* _EXERCISE REQUIREMENTS_: Identify the lines holding "supplies" and copy them.

* _EXERCISE MATERIALS_:
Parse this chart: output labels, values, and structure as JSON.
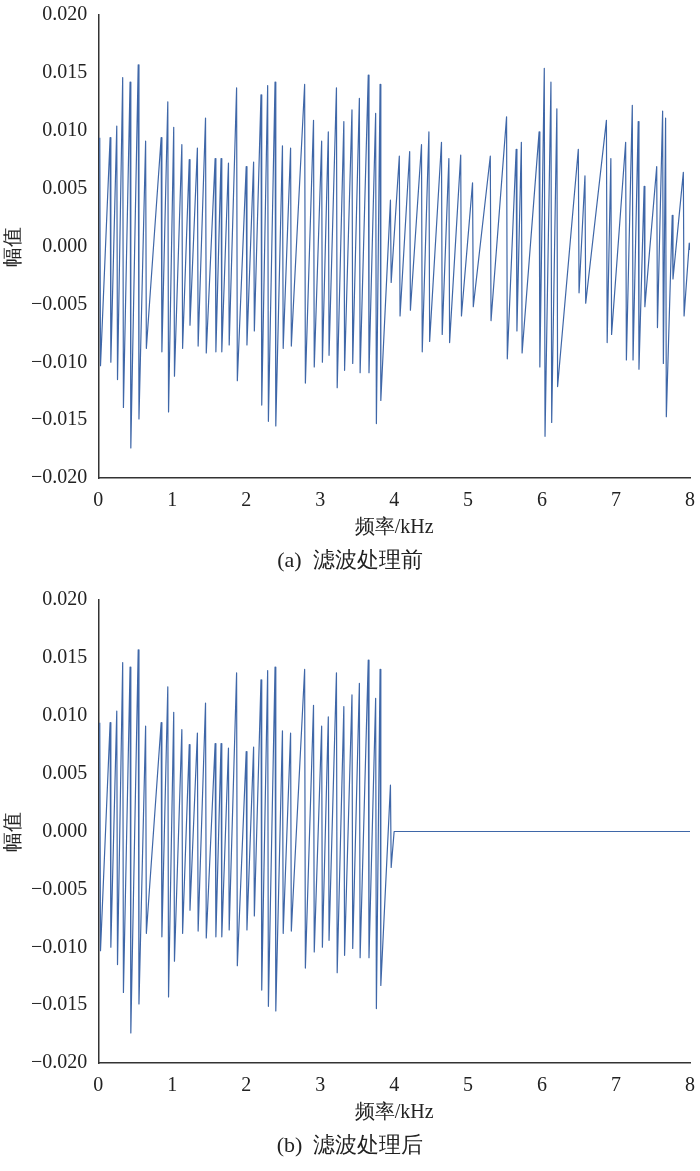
{
  "chart_data": [
    {
      "type": "line",
      "xlabel": "频率/kHz",
      "ylabel": "幅值",
      "annotations": [
        "(a)  滤波处理前"
      ],
      "xlim": [
        0,
        8
      ],
      "xticks": [
        0,
        1,
        2,
        3,
        4,
        5,
        6,
        7,
        8
      ],
      "ylim": [
        -0.02,
        0.02
      ],
      "yticks": [
        {
          "value": -0.02,
          "label": "−0.020"
        },
        {
          "value": -0.015,
          "label": "−0.015"
        },
        {
          "value": -0.01,
          "label": "−0.010"
        },
        {
          "value": -0.005,
          "label": "−0.005"
        },
        {
          "value": 0,
          "label": "0.000"
        },
        {
          "value": 0.005,
          "label": "0.005"
        },
        {
          "value": 0.01,
          "label": "0.010"
        },
        {
          "value": 0.015,
          "label": "0.015"
        },
        {
          "value": 0.02,
          "label": "0.020"
        }
      ],
      "grid": false,
      "legend": false,
      "marker": "none",
      "line_style": "solid",
      "series": [
        {
          "color": "#3f67a8",
          "x": [
            0.02,
            0.03,
            0.16,
            0.17,
            0.25,
            0.26,
            0.33,
            0.34,
            0.43,
            0.44,
            0.54,
            0.55,
            0.64,
            0.65,
            0.85,
            0.86,
            0.94,
            0.95,
            1.02,
            1.03,
            1.13,
            1.14,
            1.23,
            1.24,
            1.34,
            1.35,
            1.45,
            1.46,
            1.58,
            1.59,
            1.66,
            1.67,
            1.76,
            1.77,
            1.87,
            1.88,
            2.0,
            2.01,
            2.1,
            2.11,
            2.2,
            2.21,
            2.29,
            2.3,
            2.39,
            2.4,
            2.49,
            2.5,
            2.6,
            2.61,
            2.79,
            2.8,
            2.91,
            2.92,
            3.02,
            3.03,
            3.11,
            3.12,
            3.22,
            3.23,
            3.32,
            3.33,
            3.43,
            3.44,
            3.53,
            3.54,
            3.65,
            3.66,
            3.75,
            3.76,
            3.81,
            3.82,
            3.95,
            3.96,
            4.07,
            4.08,
            4.21,
            4.22,
            4.37,
            4.38,
            4.47,
            4.48,
            4.64,
            4.65,
            4.74,
            4.75,
            4.9,
            4.91,
            5.06,
            5.07,
            5.3,
            5.31,
            5.52,
            5.53,
            5.65,
            5.66,
            5.72,
            5.73,
            5.96,
            5.97,
            6.03,
            6.04,
            6.12,
            6.13,
            6.2,
            6.21,
            6.49,
            6.5,
            6.58,
            6.59,
            6.87,
            6.88,
            6.93,
            6.94,
            7.13,
            7.14,
            7.22,
            7.23,
            7.3,
            7.31,
            7.38,
            7.39,
            7.55,
            7.56,
            7.63,
            7.64,
            7.67,
            7.68,
            7.76,
            7.77,
            7.91,
            7.92,
            7.99,
            8.0
          ],
          "values": [
            0.0094,
            -0.0103,
            0.0094,
            -0.01,
            0.0104,
            -0.0115,
            0.0146,
            -0.0139,
            0.0142,
            -0.0174,
            0.0157,
            -0.0149,
            0.0091,
            -0.0088,
            0.0094,
            -0.0091,
            0.0125,
            -0.0143,
            0.0103,
            -0.0112,
            0.0088,
            -0.0088,
            0.0075,
            -0.0068,
            0.0085,
            -0.0086,
            0.0111,
            -0.0092,
            0.0076,
            -0.0091,
            0.0076,
            -0.0091,
            0.0072,
            -0.0085,
            0.0137,
            -0.0116,
            0.0069,
            -0.0085,
            0.0073,
            -0.0073,
            0.0131,
            -0.0137,
            0.0139,
            -0.0151,
            0.0142,
            -0.0155,
            0.0087,
            -0.0088,
            0.0085,
            -0.0086,
            0.014,
            -0.0118,
            0.0109,
            -0.0104,
            0.0091,
            -0.01,
            0.0099,
            -0.0094,
            0.0137,
            -0.0122,
            0.0108,
            -0.0107,
            0.0118,
            -0.0101,
            0.0128,
            -0.0109,
            0.0148,
            -0.0109,
            0.0115,
            -0.0153,
            0.014,
            -0.0133,
            0.004,
            -0.0031,
            0.0078,
            -0.006,
            0.0082,
            -0.0055,
            0.0088,
            -0.0091,
            0.0099,
            -0.0082,
            0.009,
            -0.0076,
            0.0076,
            -0.0083,
            0.0079,
            -0.006,
            0.0055,
            -0.0052,
            0.0078,
            -0.0064,
            0.0112,
            -0.0097,
            0.0084,
            -0.0073,
            0.009,
            -0.0092,
            0.0099,
            -0.0104,
            0.0154,
            -0.0164,
            0.0142,
            -0.0152,
            0.0119,
            -0.0121,
            0.0084,
            -0.004,
            0.0061,
            -0.0049,
            0.0109,
            -0.0083,
            0.0076,
            -0.0076,
            0.009,
            -0.0098,
            0.0122,
            -0.0098,
            0.0108,
            -0.0106,
            0.0052,
            -0.0052,
            0.0069,
            -0.007,
            0.0117,
            -0.0101,
            0.0111,
            -0.0147,
            0.0027,
            -0.0028,
            0.0064,
            -0.006,
            0.0003,
            -0.0003
          ]
        }
      ]
    },
    {
      "type": "line",
      "xlabel": "频率/kHz",
      "ylabel": "幅值",
      "annotations": [
        "(b)  滤波处理后"
      ],
      "xlim": [
        0,
        8
      ],
      "xticks": [
        0,
        1,
        2,
        3,
        4,
        5,
        6,
        7,
        8
      ],
      "ylim": [
        -0.02,
        0.02
      ],
      "yticks": [
        {
          "value": -0.02,
          "label": "−0.020"
        },
        {
          "value": -0.015,
          "label": "−0.015"
        },
        {
          "value": -0.01,
          "label": "−0.010"
        },
        {
          "value": -0.005,
          "label": "−0.005"
        },
        {
          "value": 0,
          "label": "0.000"
        },
        {
          "value": 0.005,
          "label": "0.005"
        },
        {
          "value": 0.01,
          "label": "0.010"
        },
        {
          "value": 0.015,
          "label": "0.015"
        },
        {
          "value": 0.02,
          "label": "0.020"
        }
      ],
      "grid": false,
      "legend": false,
      "marker": "none",
      "line_style": "solid",
      "series": [
        {
          "color": "#3f67a8",
          "x": [
            0.02,
            0.03,
            0.16,
            0.17,
            0.25,
            0.26,
            0.33,
            0.34,
            0.43,
            0.44,
            0.54,
            0.55,
            0.64,
            0.65,
            0.85,
            0.86,
            0.94,
            0.95,
            1.02,
            1.03,
            1.13,
            1.14,
            1.23,
            1.24,
            1.34,
            1.35,
            1.45,
            1.46,
            1.58,
            1.59,
            1.66,
            1.67,
            1.76,
            1.77,
            1.87,
            1.88,
            2.0,
            2.01,
            2.1,
            2.11,
            2.2,
            2.21,
            2.29,
            2.3,
            2.39,
            2.4,
            2.49,
            2.5,
            2.6,
            2.61,
            2.79,
            2.8,
            2.91,
            2.92,
            3.02,
            3.03,
            3.11,
            3.12,
            3.22,
            3.23,
            3.32,
            3.33,
            3.43,
            3.44,
            3.53,
            3.54,
            3.65,
            3.66,
            3.75,
            3.76,
            3.81,
            3.82,
            3.95,
            3.96,
            4.0,
            8.0
          ],
          "values": [
            0.0094,
            -0.0103,
            0.0094,
            -0.01,
            0.0104,
            -0.0115,
            0.0146,
            -0.0139,
            0.0142,
            -0.0174,
            0.0157,
            -0.0149,
            0.0091,
            -0.0088,
            0.0094,
            -0.0091,
            0.0125,
            -0.0143,
            0.0103,
            -0.0112,
            0.0088,
            -0.0088,
            0.0075,
            -0.0068,
            0.0085,
            -0.0086,
            0.0111,
            -0.0092,
            0.0076,
            -0.0091,
            0.0076,
            -0.0091,
            0.0072,
            -0.0085,
            0.0137,
            -0.0116,
            0.0069,
            -0.0085,
            0.0073,
            -0.0073,
            0.0131,
            -0.0137,
            0.0139,
            -0.0151,
            0.0142,
            -0.0155,
            0.0087,
            -0.0088,
            0.0085,
            -0.0086,
            0.014,
            -0.0118,
            0.0109,
            -0.0104,
            0.0091,
            -0.01,
            0.0099,
            -0.0094,
            0.0137,
            -0.0122,
            0.0108,
            -0.0107,
            0.0118,
            -0.0101,
            0.0128,
            -0.0109,
            0.0148,
            -0.0109,
            0.0115,
            -0.0153,
            0.014,
            -0.0133,
            0.004,
            -0.0031,
            0,
            0
          ]
        }
      ]
    }
  ]
}
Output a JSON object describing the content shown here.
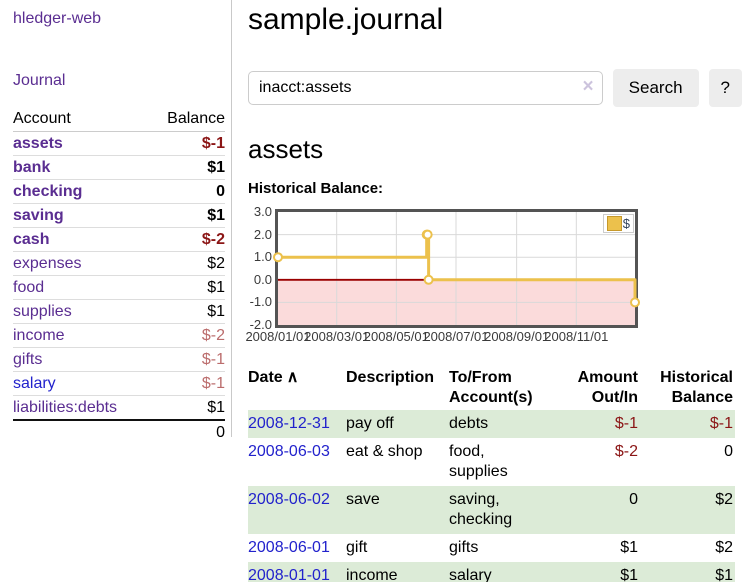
{
  "colors": {
    "link_purple": "#5a2d91",
    "link_blue": "#2222cc",
    "negative_strong": "#8b1515",
    "negative_soft": "#bb6c6c",
    "row_highlight_green": "#dcebd7",
    "button_gray": "#ededed",
    "chart_line_gold": "#ecc14c",
    "chart_negative_region": "#fbdbdb",
    "chart_zero_line": "#9a0000",
    "chart_border_gray": "#545454",
    "gridline_gray": "#d9d9d9"
  },
  "sidebar": {
    "brand": "hledger-web",
    "journal_link": "Journal",
    "table": {
      "account_header": "Account",
      "balance_header": "Balance"
    },
    "accounts": [
      {
        "name": "assets",
        "depth": 1,
        "bold": true,
        "balance": "$-1",
        "neg": "strong"
      },
      {
        "name": "bank",
        "depth": 2,
        "bold": true,
        "balance": "$1"
      },
      {
        "name": "checking",
        "depth": 3,
        "bold": true,
        "balance": "0"
      },
      {
        "name": "saving",
        "depth": 3,
        "bold": true,
        "balance": "$1"
      },
      {
        "name": "cash",
        "depth": 2,
        "bold": true,
        "balance": "$-2",
        "neg": "strong"
      },
      {
        "name": "expenses",
        "depth": 1,
        "bold": false,
        "balance": "$2"
      },
      {
        "name": "food",
        "depth": 2,
        "bold": false,
        "balance": "$1"
      },
      {
        "name": "supplies",
        "depth": 2,
        "bold": false,
        "balance": "$1"
      },
      {
        "name": "income",
        "depth": 1,
        "bold": false,
        "balance": "$-2",
        "neg": "soft"
      },
      {
        "name": "gifts",
        "depth": 2,
        "bold": false,
        "balance": "$-1",
        "neg": "soft"
      },
      {
        "name": "salary",
        "depth": 2,
        "bold": false,
        "balance": "$-1",
        "neg": "soft",
        "blue": true
      },
      {
        "name": "liabilities:debts",
        "depth": 1,
        "bold": false,
        "balance": "$1"
      }
    ],
    "total": "0"
  },
  "main": {
    "title": "sample.journal",
    "search": {
      "value": "inacct:assets",
      "clear_icon": "×",
      "button_label": "Search",
      "help_label": "?"
    },
    "account_heading": "assets",
    "chart_label": "Historical Balance:"
  },
  "chart_data": {
    "type": "line",
    "step": true,
    "legend_label": "$",
    "ylim": [
      -2,
      3
    ],
    "x_max_day": 365,
    "y_ticks": [
      {
        "value": 3,
        "label": "3.0"
      },
      {
        "value": 2,
        "label": "2.0"
      },
      {
        "value": 1,
        "label": "1.0"
      },
      {
        "value": 0,
        "label": "0.0"
      },
      {
        "value": -1,
        "label": "-1.0"
      },
      {
        "value": -2,
        "label": "-2.0"
      }
    ],
    "x_ticks": [
      {
        "day": 0,
        "label": "2008/01/01"
      },
      {
        "day": 60,
        "label": "2008/03/01"
      },
      {
        "day": 121,
        "label": "2008/05/01"
      },
      {
        "day": 182,
        "label": "2008/07/01"
      },
      {
        "day": 244,
        "label": "2008/09/01"
      },
      {
        "day": 305,
        "label": "2008/11/01"
      }
    ],
    "points": [
      {
        "date": "2008-01-01",
        "day": 0,
        "value": 1
      },
      {
        "date": "2008-06-01",
        "day": 152,
        "value": 2
      },
      {
        "date": "2008-06-02",
        "day": 153,
        "value": 2
      },
      {
        "date": "2008-06-03",
        "day": 154,
        "value": 0
      },
      {
        "date": "2008-12-31",
        "day": 365,
        "value": -1
      }
    ]
  },
  "register": {
    "headers": [
      {
        "label": "Date",
        "align": "left",
        "sort_indicator": "∧"
      },
      {
        "label": "Description",
        "align": "left"
      },
      {
        "label": "To/From Account(s)",
        "align": "left"
      },
      {
        "label": "Amount Out/In",
        "align": "right"
      },
      {
        "label": "Historical Balance",
        "align": "right"
      }
    ],
    "rows": [
      {
        "date": "2008-12-31",
        "description": "pay off",
        "accounts": "debts",
        "amount": "$-1",
        "amount_neg": true,
        "balance": "$-1",
        "balance_neg": true
      },
      {
        "date": "2008-06-03",
        "description": "eat & shop",
        "accounts": "food, supplies",
        "amount": "$-2",
        "amount_neg": true,
        "balance": "0",
        "balance_neg": false
      },
      {
        "date": "2008-06-02",
        "description": "save",
        "accounts": "saving, checking",
        "amount": "0",
        "amount_neg": false,
        "balance": "$2",
        "balance_neg": false
      },
      {
        "date": "2008-06-01",
        "description": "gift",
        "accounts": "gifts",
        "amount": "$1",
        "amount_neg": false,
        "balance": "$2",
        "balance_neg": false
      },
      {
        "date": "2008-01-01",
        "description": "income",
        "accounts": "salary",
        "amount": "$1",
        "amount_neg": false,
        "balance": "$1",
        "balance_neg": false
      }
    ]
  }
}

* _RESULT FOR THIS TASK_:
        "name": "supplies",
        "accounts": "food, supplies",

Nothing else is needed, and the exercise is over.